▶ [Written exercise]: Output the part of the listing that opens with the line containing "Patent image size: (1172, 957)." and closes with the line containing "The surface cleaner attachment 10 is" as a numbered list, leaving out blank lines.

========================

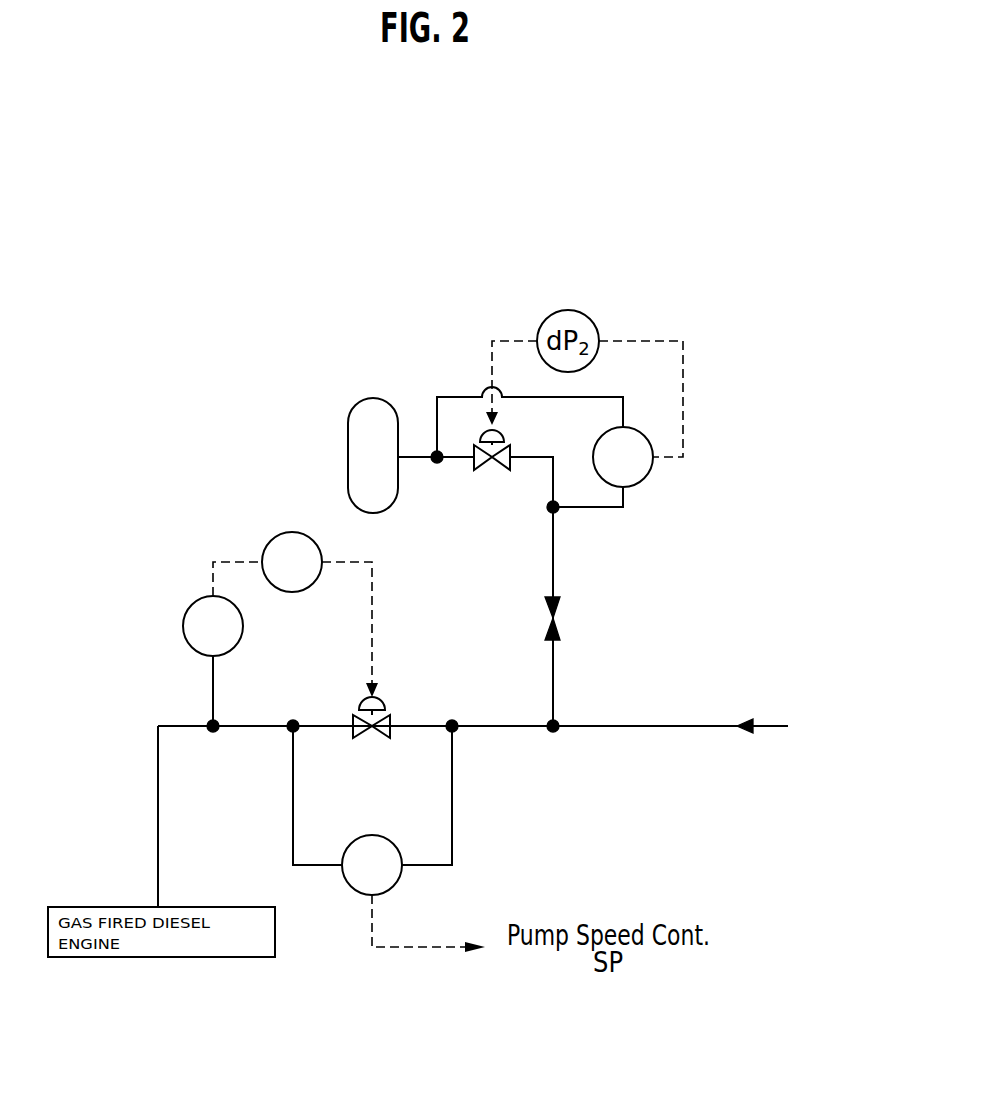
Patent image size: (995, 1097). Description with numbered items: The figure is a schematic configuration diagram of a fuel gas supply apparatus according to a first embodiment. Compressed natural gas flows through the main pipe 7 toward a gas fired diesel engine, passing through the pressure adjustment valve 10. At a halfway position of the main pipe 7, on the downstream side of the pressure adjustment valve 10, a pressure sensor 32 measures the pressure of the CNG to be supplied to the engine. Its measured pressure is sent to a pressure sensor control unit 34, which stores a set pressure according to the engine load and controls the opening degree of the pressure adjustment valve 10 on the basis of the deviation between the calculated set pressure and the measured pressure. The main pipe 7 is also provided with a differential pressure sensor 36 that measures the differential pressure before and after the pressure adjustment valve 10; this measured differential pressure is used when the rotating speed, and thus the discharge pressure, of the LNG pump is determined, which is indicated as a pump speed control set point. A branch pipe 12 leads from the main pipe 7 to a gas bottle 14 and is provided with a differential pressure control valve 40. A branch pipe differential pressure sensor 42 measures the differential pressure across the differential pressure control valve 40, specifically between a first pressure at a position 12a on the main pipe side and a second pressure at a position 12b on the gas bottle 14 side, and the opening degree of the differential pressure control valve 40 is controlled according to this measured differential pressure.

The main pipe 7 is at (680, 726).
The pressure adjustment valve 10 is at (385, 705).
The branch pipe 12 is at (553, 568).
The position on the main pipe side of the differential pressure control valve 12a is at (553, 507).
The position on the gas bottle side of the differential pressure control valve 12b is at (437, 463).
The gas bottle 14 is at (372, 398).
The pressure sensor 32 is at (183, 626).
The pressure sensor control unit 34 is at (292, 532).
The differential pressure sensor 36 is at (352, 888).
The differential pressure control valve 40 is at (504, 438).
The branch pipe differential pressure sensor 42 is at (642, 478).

========================

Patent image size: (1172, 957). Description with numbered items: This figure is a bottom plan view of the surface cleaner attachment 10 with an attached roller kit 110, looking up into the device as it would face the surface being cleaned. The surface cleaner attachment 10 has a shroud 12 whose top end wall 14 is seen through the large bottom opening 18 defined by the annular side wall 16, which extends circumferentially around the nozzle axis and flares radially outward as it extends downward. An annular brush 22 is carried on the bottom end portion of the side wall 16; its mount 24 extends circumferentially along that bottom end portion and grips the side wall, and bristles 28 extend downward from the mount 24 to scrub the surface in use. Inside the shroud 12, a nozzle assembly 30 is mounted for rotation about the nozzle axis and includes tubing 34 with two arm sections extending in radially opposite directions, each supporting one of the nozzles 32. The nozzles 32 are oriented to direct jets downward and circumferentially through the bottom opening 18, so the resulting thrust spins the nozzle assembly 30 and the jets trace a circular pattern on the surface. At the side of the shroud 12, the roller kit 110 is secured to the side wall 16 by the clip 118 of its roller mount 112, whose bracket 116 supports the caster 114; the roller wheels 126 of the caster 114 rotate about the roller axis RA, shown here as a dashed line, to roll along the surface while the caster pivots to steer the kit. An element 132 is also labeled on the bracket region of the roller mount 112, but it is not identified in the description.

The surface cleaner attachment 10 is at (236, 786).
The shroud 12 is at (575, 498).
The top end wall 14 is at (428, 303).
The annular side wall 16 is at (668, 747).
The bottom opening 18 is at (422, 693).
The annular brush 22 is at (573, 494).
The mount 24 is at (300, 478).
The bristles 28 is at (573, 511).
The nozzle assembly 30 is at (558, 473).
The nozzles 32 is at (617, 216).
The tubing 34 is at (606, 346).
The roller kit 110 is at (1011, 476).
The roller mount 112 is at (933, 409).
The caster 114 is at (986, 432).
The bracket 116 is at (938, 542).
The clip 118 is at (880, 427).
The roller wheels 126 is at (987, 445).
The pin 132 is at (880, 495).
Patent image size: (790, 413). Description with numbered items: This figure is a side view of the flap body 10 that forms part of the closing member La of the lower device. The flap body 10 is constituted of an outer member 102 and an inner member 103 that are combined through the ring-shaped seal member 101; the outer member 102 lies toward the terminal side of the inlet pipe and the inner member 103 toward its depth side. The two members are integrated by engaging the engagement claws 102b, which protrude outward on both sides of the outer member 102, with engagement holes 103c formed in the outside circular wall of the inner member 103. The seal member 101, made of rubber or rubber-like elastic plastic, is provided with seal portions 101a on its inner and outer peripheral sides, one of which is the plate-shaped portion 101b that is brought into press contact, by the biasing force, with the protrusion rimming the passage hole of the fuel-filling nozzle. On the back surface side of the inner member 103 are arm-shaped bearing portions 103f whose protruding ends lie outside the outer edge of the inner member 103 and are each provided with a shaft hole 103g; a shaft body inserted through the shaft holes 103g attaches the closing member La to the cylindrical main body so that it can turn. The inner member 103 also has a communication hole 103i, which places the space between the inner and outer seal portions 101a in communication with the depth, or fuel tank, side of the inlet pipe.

========================

▶ [The reply]:
1. Patent image size: (1172, 957). Description with numbered items: This figure is a bottom plan view of the surface cleaner attachment 10 with an attached roller kit 110, looking up into the device as it would face the surface being cleaned. The surface cleaner attachment 10 has a shroud 12 whose top end wall 14 is seen through the large bottom opening 18 defined by the annular side wall 16, which extends circumferentially around the nozzle axis and flares radially outward as it extends downward. An annular brush 22 is carried on the bottom end portion of the side wall 16; its mount 24 extends circumferentially along that bottom end portion and grips the side wall, and bristles 28 extend downward from the mount 24 to scrub the surface in use. Inside the shroud 12, a nozzle assembly 30 is mounted for rotation about the nozzle axis and includes tubing 34 with two arm sections extending in radially opposite directions, each supporting one of the nozzles 32. The nozzles 32 are oriented to direct jets downward and circumferentially through the bottom opening 18, so the resulting thrust spins the nozzle assembly 30 and the jets trace a circular pattern on the surface. At the side of the shroud 12, the roller kit 110 is secured to the side wall 16 by the clip 118 of its roller mount 112, whose bracket 116 supports the caster 114; the roller wheels 126 of the caster 114 rotate about the roller axis RA, shown here as a dashed line, to roll along the surface while the caster pivots to steer the kit. An element 132 is also labeled on the bracket region of the roller mount 112, but it is not identified in the description.
2. The surface cleaner attachment 10 is at (236, 786).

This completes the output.